#### [Your goal]
Within the data that follows, how many lines contain the word "header"? Reply with only the number.

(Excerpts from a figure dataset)
· · ·

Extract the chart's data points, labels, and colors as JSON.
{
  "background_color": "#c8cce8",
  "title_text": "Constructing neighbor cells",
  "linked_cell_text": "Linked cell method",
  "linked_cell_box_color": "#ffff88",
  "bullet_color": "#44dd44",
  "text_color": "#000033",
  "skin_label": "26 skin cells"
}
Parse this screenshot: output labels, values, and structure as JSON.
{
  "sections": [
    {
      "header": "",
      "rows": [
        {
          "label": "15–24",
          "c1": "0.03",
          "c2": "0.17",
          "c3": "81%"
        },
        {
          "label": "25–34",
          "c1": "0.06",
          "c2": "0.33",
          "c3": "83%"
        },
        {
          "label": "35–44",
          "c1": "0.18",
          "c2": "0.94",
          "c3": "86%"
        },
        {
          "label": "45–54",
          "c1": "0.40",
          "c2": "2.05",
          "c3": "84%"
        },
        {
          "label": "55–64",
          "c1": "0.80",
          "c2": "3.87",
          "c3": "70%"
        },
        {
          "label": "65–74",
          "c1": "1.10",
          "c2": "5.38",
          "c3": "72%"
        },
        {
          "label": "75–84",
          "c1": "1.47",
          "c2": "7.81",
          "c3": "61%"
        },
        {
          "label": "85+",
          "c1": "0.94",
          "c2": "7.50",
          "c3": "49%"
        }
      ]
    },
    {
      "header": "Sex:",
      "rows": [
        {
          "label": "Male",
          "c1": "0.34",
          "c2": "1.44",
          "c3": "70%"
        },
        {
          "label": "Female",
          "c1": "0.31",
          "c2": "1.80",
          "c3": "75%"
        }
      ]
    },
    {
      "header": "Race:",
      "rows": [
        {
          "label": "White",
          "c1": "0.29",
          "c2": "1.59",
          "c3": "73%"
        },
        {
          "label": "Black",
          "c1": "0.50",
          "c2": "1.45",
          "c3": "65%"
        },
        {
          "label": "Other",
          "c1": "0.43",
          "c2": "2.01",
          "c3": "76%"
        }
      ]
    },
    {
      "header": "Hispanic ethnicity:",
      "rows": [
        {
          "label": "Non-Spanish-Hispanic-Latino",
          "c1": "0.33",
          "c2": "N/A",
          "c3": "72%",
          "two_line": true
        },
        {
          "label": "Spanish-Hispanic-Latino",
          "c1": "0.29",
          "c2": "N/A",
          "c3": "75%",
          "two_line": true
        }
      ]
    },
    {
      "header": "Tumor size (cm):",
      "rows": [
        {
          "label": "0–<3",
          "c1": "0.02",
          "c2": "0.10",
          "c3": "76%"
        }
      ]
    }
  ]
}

· · ·

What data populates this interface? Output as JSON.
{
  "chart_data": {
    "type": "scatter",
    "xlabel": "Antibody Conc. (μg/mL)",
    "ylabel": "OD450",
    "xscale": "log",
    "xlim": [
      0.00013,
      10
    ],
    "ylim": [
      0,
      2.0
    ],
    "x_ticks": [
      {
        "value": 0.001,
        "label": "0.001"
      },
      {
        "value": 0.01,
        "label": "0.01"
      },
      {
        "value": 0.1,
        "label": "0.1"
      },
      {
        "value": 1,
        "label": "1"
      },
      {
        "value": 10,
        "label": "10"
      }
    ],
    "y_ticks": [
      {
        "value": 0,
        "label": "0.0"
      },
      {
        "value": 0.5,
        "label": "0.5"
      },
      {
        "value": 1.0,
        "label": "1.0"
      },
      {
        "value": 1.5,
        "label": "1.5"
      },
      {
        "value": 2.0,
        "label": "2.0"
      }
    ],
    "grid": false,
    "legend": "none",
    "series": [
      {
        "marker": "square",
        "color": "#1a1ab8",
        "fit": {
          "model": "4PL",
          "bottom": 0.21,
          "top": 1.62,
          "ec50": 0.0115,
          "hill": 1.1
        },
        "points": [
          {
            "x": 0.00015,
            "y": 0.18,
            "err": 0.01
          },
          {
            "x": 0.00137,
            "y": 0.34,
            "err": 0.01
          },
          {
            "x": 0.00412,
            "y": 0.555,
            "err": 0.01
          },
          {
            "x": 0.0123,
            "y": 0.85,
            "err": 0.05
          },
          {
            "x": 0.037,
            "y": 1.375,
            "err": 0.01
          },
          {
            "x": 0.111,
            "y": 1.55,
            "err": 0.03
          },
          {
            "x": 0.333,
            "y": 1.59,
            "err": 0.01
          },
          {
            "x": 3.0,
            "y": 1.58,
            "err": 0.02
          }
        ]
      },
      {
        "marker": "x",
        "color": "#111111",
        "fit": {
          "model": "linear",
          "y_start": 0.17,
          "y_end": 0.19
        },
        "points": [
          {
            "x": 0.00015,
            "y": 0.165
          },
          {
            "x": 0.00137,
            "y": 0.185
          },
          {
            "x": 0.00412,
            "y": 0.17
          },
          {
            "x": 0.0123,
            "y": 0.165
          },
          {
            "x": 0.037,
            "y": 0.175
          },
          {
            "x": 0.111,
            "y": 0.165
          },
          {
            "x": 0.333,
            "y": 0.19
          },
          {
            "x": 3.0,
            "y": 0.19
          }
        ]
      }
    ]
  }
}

· · ·

#### [Worked solution]
5